--- begin ---
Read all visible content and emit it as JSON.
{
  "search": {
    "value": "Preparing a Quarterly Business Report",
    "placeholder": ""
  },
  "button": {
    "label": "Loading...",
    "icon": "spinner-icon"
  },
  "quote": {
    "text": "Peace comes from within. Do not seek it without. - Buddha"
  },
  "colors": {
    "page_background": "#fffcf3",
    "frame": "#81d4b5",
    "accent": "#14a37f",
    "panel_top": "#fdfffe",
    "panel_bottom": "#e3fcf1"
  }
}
--- end ---
# GOAL
Each line of the listing above should be output exactly.

# EXPECTED OUTPUT
Read all visible content and emit it as JSON.
{
  "search": {
    "value": "Preparing a Quarterly Business Report",
    "placeholder": ""
  },
  "button": {
    "label": "Loading...",
    "icon": "spinner-icon"
  },
  "quote": {
    "text": "Peace comes from within. Do not seek it without. - Buddha"
  },
  "colors": {
    "page_background": "#fffcf3",
    "frame": "#81d4b5",
    "accent": "#14a37f",
    "panel_top": "#fdfffe",
    "panel_bottom": "#e3fcf1"
  }
}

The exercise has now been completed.